(提示された文章)
------------------------------------------------------------

女性は成長と共にからだの変化が起こり、平均12歳前後になると初経を迎えます。

その後は、月経(生理)と毎月の長い付き合いになります。

 

しかし、改めて月経について問われると曖昧な知識しかもっていないことが多いようです。

そこで、月経についての知識をきちんと身につけ、女性の体に起こる変化をしっかり知って欲しいと思います。

 

 

 

月経とはなにか?

月経は、女性の生殖器官から子宮内膜の一部が剥がれ落ち、排出される生理現象です。

この生理現象は妊娠のない月経周期の中で起こり、月経周期の中では月経期にあたります。月経周期は、一般的に25~38日が正常範囲です。この範囲内で前後しても問題ありません。

月経周期には、卵胞期、排卵期、黄体期、月経期があります。

通常、排卵があれば月経がきて、排卵があれば月経も順調にきます。
 

月経周期を確認しておきましょう。

卵胞が成長するのが「卵胞期」

育った卵胞が排卵する「排卵期」

子宮内膜を厚くする「黄体期」

子宮内膜が剥がれ落ちる「月経期」

にわかれます。

 

月経周期には様々なホルモンが関係し、基礎体温にも変化が起きます。

体温変化は、卵胞期には低温期、黄体期には高温期の二相性を描きます。

 

卵胞期、排卵期、黄体期、月経期のそれぞれについて、ホルモンや基礎体温などを見てみましょう!
 

 

卵胞期

卵胞期には、脳の視床下部から性腺刺激ホルモン放出ホルモン(GnRH)が分泌され、下垂体を刺激します。

下垂体から分泌された卵胞刺激ホルモン(FSH)の作用で、排卵周期に入った10数個~20個ほどの卵胞が卵巣内で成長を始めます。

------------------------------------------------------------

(取り組む課題 1) 月経についての文章に挙げられている月経周期の時期を、すべて書き出しなさい。
(取り組む課題 2)
次の(a)~(c)が月経についての文章の内容と合っているかどうかを判断し、根拠となる本文の言葉をそのまま引用しなさい。
(a) 月経周期は、一般的に25~38日が正常範囲とされている。
(b) 基礎体温は、黄体期に低温期となる。
(c) 初経を迎えるのは、平均15歳前後である。
(取り組む課題 3) 月経についての文章を、最後の文の後から書き継ぎなさい。
この後に続くデータは、本文とは別の出典から集めたものです。

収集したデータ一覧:

------------------------------------------------------------

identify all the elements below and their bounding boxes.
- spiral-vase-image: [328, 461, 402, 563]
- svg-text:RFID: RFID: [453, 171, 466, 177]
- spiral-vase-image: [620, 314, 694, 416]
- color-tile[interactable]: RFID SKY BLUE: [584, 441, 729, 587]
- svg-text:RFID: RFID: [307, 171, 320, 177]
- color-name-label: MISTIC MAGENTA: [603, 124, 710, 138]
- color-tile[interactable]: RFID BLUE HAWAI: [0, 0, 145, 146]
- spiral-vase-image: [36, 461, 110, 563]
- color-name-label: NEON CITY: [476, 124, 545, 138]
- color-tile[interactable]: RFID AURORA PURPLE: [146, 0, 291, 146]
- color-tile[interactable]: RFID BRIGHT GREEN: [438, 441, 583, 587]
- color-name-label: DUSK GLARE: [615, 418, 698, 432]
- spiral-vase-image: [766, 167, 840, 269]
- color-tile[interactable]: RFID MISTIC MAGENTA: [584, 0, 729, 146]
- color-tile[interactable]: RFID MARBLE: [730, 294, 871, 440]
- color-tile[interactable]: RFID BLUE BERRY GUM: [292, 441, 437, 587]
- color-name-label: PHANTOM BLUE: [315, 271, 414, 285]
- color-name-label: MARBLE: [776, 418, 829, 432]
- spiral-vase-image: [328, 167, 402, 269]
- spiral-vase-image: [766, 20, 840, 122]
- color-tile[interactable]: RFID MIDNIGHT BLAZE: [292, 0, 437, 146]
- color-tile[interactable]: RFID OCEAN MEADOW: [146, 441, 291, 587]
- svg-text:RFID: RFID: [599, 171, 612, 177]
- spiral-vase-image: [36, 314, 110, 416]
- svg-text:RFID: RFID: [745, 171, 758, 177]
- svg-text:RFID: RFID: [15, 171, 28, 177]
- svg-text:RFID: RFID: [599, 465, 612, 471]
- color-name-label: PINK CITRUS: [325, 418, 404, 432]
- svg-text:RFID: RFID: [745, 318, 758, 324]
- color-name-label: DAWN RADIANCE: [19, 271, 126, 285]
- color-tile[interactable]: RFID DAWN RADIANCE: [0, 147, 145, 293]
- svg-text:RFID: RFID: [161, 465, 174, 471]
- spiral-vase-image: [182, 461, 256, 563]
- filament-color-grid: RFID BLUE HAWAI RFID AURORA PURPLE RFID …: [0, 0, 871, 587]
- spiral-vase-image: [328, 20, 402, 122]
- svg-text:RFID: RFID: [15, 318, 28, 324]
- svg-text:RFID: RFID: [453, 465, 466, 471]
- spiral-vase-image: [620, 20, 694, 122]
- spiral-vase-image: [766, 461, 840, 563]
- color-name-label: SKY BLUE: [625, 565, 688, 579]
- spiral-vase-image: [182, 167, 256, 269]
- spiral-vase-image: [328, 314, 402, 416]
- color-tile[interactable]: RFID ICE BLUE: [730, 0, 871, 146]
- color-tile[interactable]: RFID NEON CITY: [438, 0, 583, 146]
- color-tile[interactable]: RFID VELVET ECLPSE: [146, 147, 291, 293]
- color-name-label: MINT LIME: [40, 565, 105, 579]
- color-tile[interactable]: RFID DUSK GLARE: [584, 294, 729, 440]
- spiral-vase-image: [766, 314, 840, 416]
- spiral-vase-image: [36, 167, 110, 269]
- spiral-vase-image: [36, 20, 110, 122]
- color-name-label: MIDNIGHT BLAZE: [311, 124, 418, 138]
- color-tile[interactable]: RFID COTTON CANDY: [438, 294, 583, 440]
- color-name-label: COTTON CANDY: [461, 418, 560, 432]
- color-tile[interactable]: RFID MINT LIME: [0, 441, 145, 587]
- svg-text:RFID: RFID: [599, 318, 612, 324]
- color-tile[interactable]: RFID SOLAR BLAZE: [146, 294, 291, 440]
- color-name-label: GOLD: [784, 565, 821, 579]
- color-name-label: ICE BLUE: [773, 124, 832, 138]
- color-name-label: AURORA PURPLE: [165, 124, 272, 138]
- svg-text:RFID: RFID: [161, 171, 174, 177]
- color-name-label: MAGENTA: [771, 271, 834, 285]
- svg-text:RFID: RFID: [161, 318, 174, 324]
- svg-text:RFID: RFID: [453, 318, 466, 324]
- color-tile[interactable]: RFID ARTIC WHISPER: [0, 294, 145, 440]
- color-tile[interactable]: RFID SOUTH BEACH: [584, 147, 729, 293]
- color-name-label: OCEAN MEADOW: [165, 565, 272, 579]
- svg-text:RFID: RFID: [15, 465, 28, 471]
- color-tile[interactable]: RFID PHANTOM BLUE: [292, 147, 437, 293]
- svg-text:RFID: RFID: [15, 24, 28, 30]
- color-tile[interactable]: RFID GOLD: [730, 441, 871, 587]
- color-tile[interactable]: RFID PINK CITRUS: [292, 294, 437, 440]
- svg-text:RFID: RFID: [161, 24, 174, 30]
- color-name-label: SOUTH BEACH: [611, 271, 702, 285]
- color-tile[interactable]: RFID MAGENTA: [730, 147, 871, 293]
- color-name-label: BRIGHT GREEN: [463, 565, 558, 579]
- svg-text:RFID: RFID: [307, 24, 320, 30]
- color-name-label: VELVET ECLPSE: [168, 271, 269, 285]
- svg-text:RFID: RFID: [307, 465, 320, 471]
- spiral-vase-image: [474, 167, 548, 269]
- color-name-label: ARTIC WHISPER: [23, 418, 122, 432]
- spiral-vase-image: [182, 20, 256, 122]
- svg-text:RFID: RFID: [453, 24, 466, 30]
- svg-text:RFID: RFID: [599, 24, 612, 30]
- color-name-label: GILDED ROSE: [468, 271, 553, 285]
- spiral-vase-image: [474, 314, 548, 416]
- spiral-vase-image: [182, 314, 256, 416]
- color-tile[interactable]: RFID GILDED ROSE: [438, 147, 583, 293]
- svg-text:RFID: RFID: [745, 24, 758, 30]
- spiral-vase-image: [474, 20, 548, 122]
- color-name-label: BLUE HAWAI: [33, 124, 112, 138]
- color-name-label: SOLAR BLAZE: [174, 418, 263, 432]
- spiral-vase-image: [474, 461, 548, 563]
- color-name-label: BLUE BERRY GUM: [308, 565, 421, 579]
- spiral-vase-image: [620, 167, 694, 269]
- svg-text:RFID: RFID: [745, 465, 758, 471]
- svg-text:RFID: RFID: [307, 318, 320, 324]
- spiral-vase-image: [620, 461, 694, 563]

------------------------------------------------------------

(解答欄 1) 卵胞期、排卵期、黄体期、月経期

(解答欄 2)
(a) 合っている。「月経周期は、一般的に25~38日が正常範囲です。」
(b) 合っていない。「卵胞期には低温期、黄体期には高温期の二相性を描きます。」
(c) 合っていない。「平均12歳前後になると初経を迎えます。」

(解答欄 3)
 

そのうち最も大きく、一番よくホルモンに反応したものが”主席卵胞”となって成長を続けます。

他の卵胞は成長が止まって小さくなり(閉鎖卵胞)、やがて黄体として体内に吸収されます。

主席卵胞のなかの卵子が最も優れた卵子と考えたいのですが、実はそうも言えなく、主席卵胞だから必ず妊娠に至るとも言い切れません。

卵巣の中で大きくなる卵胞内に在って(空砲の時もある)、成熟した卵子として排卵される卵子それぞれに質の違いがあると考えましょう。

 

年齢とともに、卵巣内に残る卵子の数も気になります。
卵胞(卵子)がどの程度残っているかは、AMH(抗ミュラー管ホルモン)検査で予測できます。

AMH値が低ければ残された卵胞は少ないということですが、卵子の質まではわかりません。一般的に、卵子の質は年齢に大きく相関しているといわれます。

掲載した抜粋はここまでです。